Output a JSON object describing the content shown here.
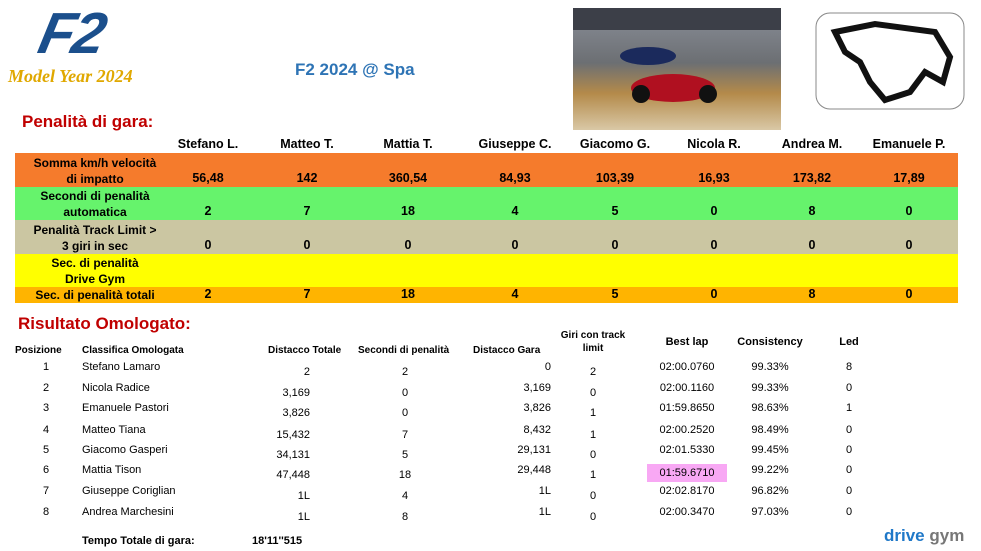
{
  "header": {
    "logo": "F2",
    "subtitle": "Model Year 2024",
    "title": "F2 2024 @ Spa"
  },
  "penalties": {
    "title": "Penalità di gara:",
    "drivers": [
      "Stefano L.",
      "Matteo T.",
      "Mattia T.",
      "Giuseppe C.",
      "Giacomo G.",
      "Nicola R.",
      "Andrea M.",
      "Emanuele P."
    ],
    "rows": [
      {
        "label": [
          "Somma km/h velocità",
          "di impatto"
        ],
        "color": "#f57b2c",
        "values": [
          "56,48",
          "142",
          "360,54",
          "84,93",
          "103,39",
          "16,93",
          "173,82",
          "17,89"
        ]
      },
      {
        "label": [
          "Secondi di penalità",
          "automatica"
        ],
        "color": "#66f36c",
        "values": [
          "2",
          "7",
          "18",
          "4",
          "5",
          "0",
          "8",
          "0"
        ]
      },
      {
        "label": [
          "Penalità Track Limit >",
          "3 giri in sec"
        ],
        "color": "#cbc6a2",
        "values": [
          "0",
          "0",
          "0",
          "0",
          "0",
          "0",
          "0",
          "0"
        ]
      },
      {
        "label": [
          "Sec. di penalità",
          "Drive Gym"
        ],
        "color": "#ffff00",
        "values": []
      },
      {
        "label": [
          "Sec. di penalità totali"
        ],
        "color": "#ffb400",
        "values": [
          "2",
          "7",
          "18",
          "4",
          "5",
          "0",
          "8",
          "0"
        ]
      }
    ]
  },
  "results": {
    "title": "Risultato Omologato:",
    "columns": [
      [
        "Posizione"
      ],
      [
        "Classifica Omologata"
      ],
      [
        "Distacco Totale"
      ],
      [
        "Secondi di penalità"
      ],
      [
        "Distacco Gara"
      ],
      [
        "Giri con track",
        "limit"
      ],
      [
        "Best lap"
      ],
      [
        "Consistency"
      ],
      [
        "Led"
      ]
    ],
    "rows": [
      [
        "1",
        "Stefano Lamaro",
        "2",
        "2",
        "0",
        "2",
        "02:00.0760",
        "99.33%",
        "8"
      ],
      [
        "2",
        "Nicola Radice",
        "3,169",
        "0",
        "3,169",
        "0",
        "02:00.1160",
        "99.33%",
        "0"
      ],
      [
        "3",
        "Emanuele Pastori",
        "3,826",
        "0",
        "3,826",
        "1",
        "01:59.8650",
        "98.63%",
        "1"
      ],
      [
        "4",
        "Matteo Tiana",
        "15,432",
        "7",
        "8,432",
        "1",
        "02:00.2520",
        "98.49%",
        "0"
      ],
      [
        "5",
        "Giacomo Gasperi",
        "34,131",
        "5",
        "29,131",
        "0",
        "02:01.5330",
        "99.45%",
        "0"
      ],
      [
        "6",
        "Mattia Tison",
        "47,448",
        "18",
        "29,448",
        "1",
        "01:59.6710",
        "99.22%",
        "0"
      ],
      [
        "7",
        "Giuseppe Coriglian",
        "1L",
        "4",
        "1L",
        "0",
        "02:02.8170",
        "96.82%",
        "0"
      ],
      [
        "8",
        "Andrea Marchesini",
        "1L",
        "8",
        "1L",
        "0",
        "02:00.3470",
        "97.03%",
        "0"
      ]
    ],
    "highlight": {
      "row": 5,
      "col": 6,
      "color": "#f8a8f4"
    },
    "total_label": "Tempo Totale di gara:",
    "total_value": "18'11''515"
  },
  "footer": {
    "brand": [
      "drive",
      "gym"
    ]
  }
}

==============================

* TASK INSTRUCTIONS
Your copy should repeat each entry above exactly but contain no pictures.

* RESULT OF THIS EXERCISE
Output a JSON object describing the content shown here.
{
  "header": {
    "logo": "F2",
    "subtitle": "Model Year 2024",
    "title": "F2 2024 @ Spa"
  },
  "penalties": {
    "title": "Penalità di gara:",
    "drivers": [
      "Stefano L.",
      "Matteo T.",
      "Mattia T.",
      "Giuseppe C.",
      "Giacomo G.",
      "Nicola R.",
      "Andrea M.",
      "Emanuele P."
    ],
    "rows": [
      {
        "label": [
          "Somma km/h velocità",
          "di impatto"
        ],
        "color": "#f57b2c",
        "values": [
          "56,48",
          "142",
          "360,54",
          "84,93",
          "103,39",
          "16,93",
          "173,82",
          "17,89"
        ]
      },
      {
        "label": [
          "Secondi di penalità",
          "automatica"
        ],
        "color": "#66f36c",
        "values": [
          "2",
          "7",
          "18",
          "4",
          "5",
          "0",
          "8",
          "0"
        ]
      },
      {
        "label": [
          "Penalità Track Limit >",
          "3 giri in sec"
        ],
        "color": "#cbc6a2",
        "values": [
          "0",
          "0",
          "0",
          "0",
          "0",
          "0",
          "0",
          "0"
        ]
      },
      {
        "label": [
          "Sec. di penalità",
          "Drive Gym"
        ],
        "color": "#ffff00",
        "values": []
      },
      {
        "label": [
          "Sec. di penalità totali"
        ],
        "color": "#ffb400",
        "values": [
          "2",
          "7",
          "18",
          "4",
          "5",
          "0",
          "8",
          "0"
        ]
      }
    ]
  },
  "results": {
    "title": "Risultato Omologato:",
    "columns": [
      [
        "Posizione"
      ],
      [
        "Classifica Omologata"
      ],
      [
        "Distacco Totale"
      ],
      [
        "Secondi di penalità"
      ],
      [
        "Distacco Gara"
      ],
      [
        "Giri con track",
        "limit"
      ],
      [
        "Best lap"
      ],
      [
        "Consistency"
      ],
      [
        "Led"
      ]
    ],
    "rows": [
      [
        "1",
        "Stefano Lamaro",
        "2",
        "2",
        "0",
        "2",
        "02:00.0760",
        "99.33%",
        "8"
      ],
      [
        "2",
        "Nicola Radice",
        "3,169",
        "0",
        "3,169",
        "0",
        "02:00.1160",
        "99.33%",
        "0"
      ],
      [
        "3",
        "Emanuele Pastori",
        "3,826",
        "0",
        "3,826",
        "1",
        "01:59.8650",
        "98.63%",
        "1"
      ],
      [
        "4",
        "Matteo Tiana",
        "15,432",
        "7",
        "8,432",
        "1",
        "02:00.2520",
        "98.49%",
        "0"
      ],
      [
        "5",
        "Giacomo Gasperi",
        "34,131",
        "5",
        "29,131",
        "0",
        "02:01.5330",
        "99.45%",
        "0"
      ],
      [
        "6",
        "Mattia Tison",
        "47,448",
        "18",
        "29,448",
        "1",
        "01:59.6710",
        "99.22%",
        "0"
      ],
      [
        "7",
        "Giuseppe Coriglian",
        "1L",
        "4",
        "1L",
        "0",
        "02:02.8170",
        "96.82%",
        "0"
      ],
      [
        "8",
        "Andrea Marchesini",
        "1L",
        "8",
        "1L",
        "0",
        "02:00.3470",
        "97.03%",
        "0"
      ]
    ],
    "highlight": {
      "row": 5,
      "col": 6,
      "color": "#f8a8f4"
    },
    "total_label": "Tempo Totale di gara:",
    "total_value": "18'11''515"
  },
  "footer": {
    "brand": [
      "drive",
      "gym"
    ]
  }
}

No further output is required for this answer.